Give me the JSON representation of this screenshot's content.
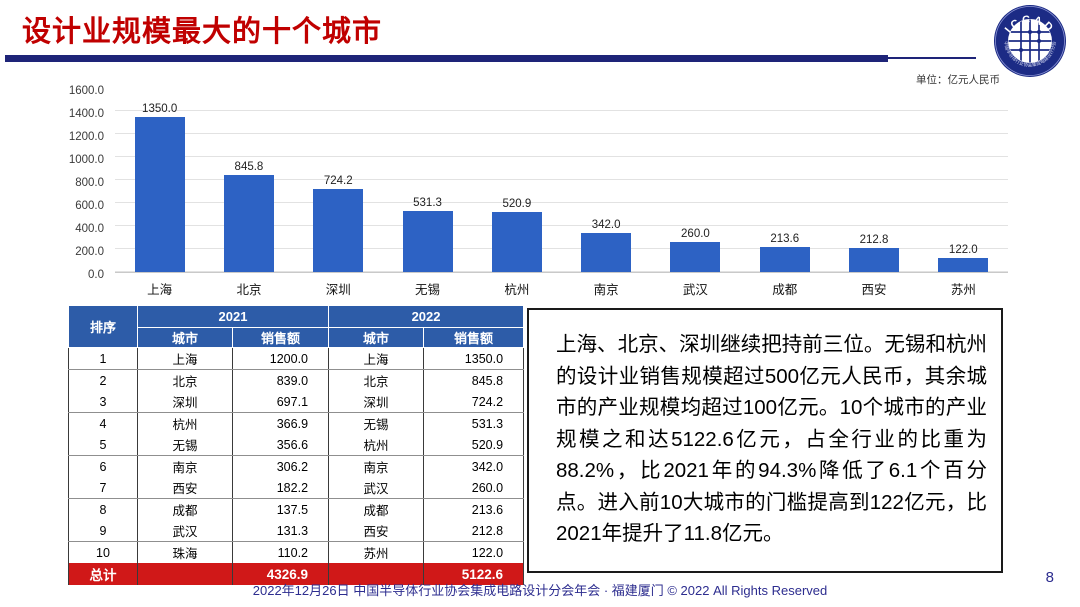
{
  "slide": {
    "title": "设计业规模最大的十个城市",
    "unit_label": "单位：亿元人民币",
    "footer": "2022年12月26日 中国半导体行业协会集成电路设计分会年会 · 福建厦门 © 2022 All Rights Reserved",
    "page_number": "8"
  },
  "logo": {
    "top_text": "ICCAD",
    "bottom_text": "中国半导体行业协会集成电路设计分会"
  },
  "colors": {
    "title_red": "#C00000",
    "rule_navy": "#1E2478",
    "bar_blue": "#2D62C4",
    "table_header_blue": "#2D5CA8",
    "total_row_red": "#D01818",
    "footer_navy": "#2D2D8F"
  },
  "chart_data": {
    "type": "bar",
    "title": "",
    "xlabel": "",
    "ylabel": "",
    "unit": "亿元人民币",
    "categories": [
      "上海",
      "北京",
      "深圳",
      "无锡",
      "杭州",
      "南京",
      "武汉",
      "成都",
      "西安",
      "苏州"
    ],
    "values": [
      1350.0,
      845.8,
      724.2,
      531.3,
      520.9,
      342.0,
      260.0,
      213.6,
      212.8,
      122.0
    ],
    "value_labels": [
      "1350.0",
      "845.8",
      "724.2",
      "531.3",
      "520.9",
      "342.0",
      "260.0",
      "213.6",
      "212.8",
      "122.0"
    ],
    "ylim": [
      0,
      1600
    ],
    "ytick_step": 200,
    "yticks": [
      "0.0",
      "200.0",
      "400.0",
      "600.0",
      "800.0",
      "1000.0",
      "1200.0",
      "1400.0",
      "1600.0"
    ],
    "grid": true,
    "legend": false,
    "bar_color": "#2D62C4"
  },
  "table": {
    "header": {
      "rank": "排序",
      "year2021": "2021",
      "year2022": "2022",
      "city": "城市",
      "sales": "销售额"
    },
    "rows": [
      {
        "rank": "1",
        "city2021": "上海",
        "sales2021": "1200.0",
        "city2022": "上海",
        "sales2022": "1350.0"
      },
      {
        "rank": "2",
        "city2021": "北京",
        "sales2021": "839.0",
        "city2022": "北京",
        "sales2022": "845.8"
      },
      {
        "rank": "3",
        "city2021": "深圳",
        "sales2021": "697.1",
        "city2022": "深圳",
        "sales2022": "724.2"
      },
      {
        "rank": "4",
        "city2021": "杭州",
        "sales2021": "366.9",
        "city2022": "无锡",
        "sales2022": "531.3"
      },
      {
        "rank": "5",
        "city2021": "无锡",
        "sales2021": "356.6",
        "city2022": "杭州",
        "sales2022": "520.9"
      },
      {
        "rank": "6",
        "city2021": "南京",
        "sales2021": "306.2",
        "city2022": "南京",
        "sales2022": "342.0"
      },
      {
        "rank": "7",
        "city2021": "西安",
        "sales2021": "182.2",
        "city2022": "武汉",
        "sales2022": "260.0"
      },
      {
        "rank": "8",
        "city2021": "成都",
        "sales2021": "137.5",
        "city2022": "成都",
        "sales2022": "213.6"
      },
      {
        "rank": "9",
        "city2021": "武汉",
        "sales2021": "131.3",
        "city2022": "西安",
        "sales2022": "212.8"
      },
      {
        "rank": "10",
        "city2021": "珠海",
        "sales2021": "110.2",
        "city2022": "苏州",
        "sales2022": "122.0"
      }
    ],
    "total": {
      "label": "总计",
      "sales2021": "4326.9",
      "sales2022": "5122.6"
    }
  },
  "commentary": {
    "text": "上海、北京、深圳继续把持前三位。无锡和杭州的设计业销售规模超过500亿元人民币，其余城市的产业规模均超过100亿元。10个城市的产业规模之和达5122.6亿元，占全行业的比重为88.2%，比2021年的94.3%降低了6.1个百分点。进入前10大城市的门槛提高到122亿元，比2021年提升了11.8亿元。"
  }
}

■ **WHAT THE EXERCISE ASKS**: Leave out the pictures and output every record above precisely as given.

■ **THE RESULT**:
Give me the JSON representation of this screenshot's content.
{
  "slide": {
    "title": "设计业规模最大的十个城市",
    "unit_label": "单位：亿元人民币",
    "footer": "2022年12月26日 中国半导体行业协会集成电路设计分会年会 · 福建厦门 © 2022 All Rights Reserved",
    "page_number": "8"
  },
  "logo": {
    "top_text": "ICCAD",
    "bottom_text": "中国半导体行业协会集成电路设计分会"
  },
  "colors": {
    "title_red": "#C00000",
    "rule_navy": "#1E2478",
    "bar_blue": "#2D62C4",
    "table_header_blue": "#2D5CA8",
    "total_row_red": "#D01818",
    "footer_navy": "#2D2D8F"
  },
  "chart_data": {
    "type": "bar",
    "title": "",
    "xlabel": "",
    "ylabel": "",
    "unit": "亿元人民币",
    "categories": [
      "上海",
      "北京",
      "深圳",
      "无锡",
      "杭州",
      "南京",
      "武汉",
      "成都",
      "西安",
      "苏州"
    ],
    "values": [
      1350.0,
      845.8,
      724.2,
      531.3,
      520.9,
      342.0,
      260.0,
      213.6,
      212.8,
      122.0
    ],
    "value_labels": [
      "1350.0",
      "845.8",
      "724.2",
      "531.3",
      "520.9",
      "342.0",
      "260.0",
      "213.6",
      "212.8",
      "122.0"
    ],
    "ylim": [
      0,
      1600
    ],
    "ytick_step": 200,
    "yticks": [
      "0.0",
      "200.0",
      "400.0",
      "600.0",
      "800.0",
      "1000.0",
      "1200.0",
      "1400.0",
      "1600.0"
    ],
    "grid": true,
    "legend": false,
    "bar_color": "#2D62C4"
  },
  "table": {
    "header": {
      "rank": "排序",
      "year2021": "2021",
      "year2022": "2022",
      "city": "城市",
      "sales": "销售额"
    },
    "rows": [
      {
        "rank": "1",
        "city2021": "上海",
        "sales2021": "1200.0",
        "city2022": "上海",
        "sales2022": "1350.0"
      },
      {
        "rank": "2",
        "city2021": "北京",
        "sales2021": "839.0",
        "city2022": "北京",
        "sales2022": "845.8"
      },
      {
        "rank": "3",
        "city2021": "深圳",
        "sales2021": "697.1",
        "city2022": "深圳",
        "sales2022": "724.2"
      },
      {
        "rank": "4",
        "city2021": "杭州",
        "sales2021": "366.9",
        "city2022": "无锡",
        "sales2022": "531.3"
      },
      {
        "rank": "5",
        "city2021": "无锡",
        "sales2021": "356.6",
        "city2022": "杭州",
        "sales2022": "520.9"
      },
      {
        "rank": "6",
        "city2021": "南京",
        "sales2021": "306.2",
        "city2022": "南京",
        "sales2022": "342.0"
      },
      {
        "rank": "7",
        "city2021": "西安",
        "sales2021": "182.2",
        "city2022": "武汉",
        "sales2022": "260.0"
      },
      {
        "rank": "8",
        "city2021": "成都",
        "sales2021": "137.5",
        "city2022": "成都",
        "sales2022": "213.6"
      },
      {
        "rank": "9",
        "city2021": "武汉",
        "sales2021": "131.3",
        "city2022": "西安",
        "sales2022": "212.8"
      },
      {
        "rank": "10",
        "city2021": "珠海",
        "sales2021": "110.2",
        "city2022": "苏州",
        "sales2022": "122.0"
      }
    ],
    "total": {
      "label": "总计",
      "sales2021": "4326.9",
      "sales2022": "5122.6"
    }
  },
  "commentary": {
    "text": "上海、北京、深圳继续把持前三位。无锡和杭州的设计业销售规模超过500亿元人民币，其余城市的产业规模均超过100亿元。10个城市的产业规模之和达5122.6亿元，占全行业的比重为88.2%，比2021年的94.3%降低了6.1个百分点。进入前10大城市的门槛提高到122亿元，比2021年提升了11.8亿元。"
  }
}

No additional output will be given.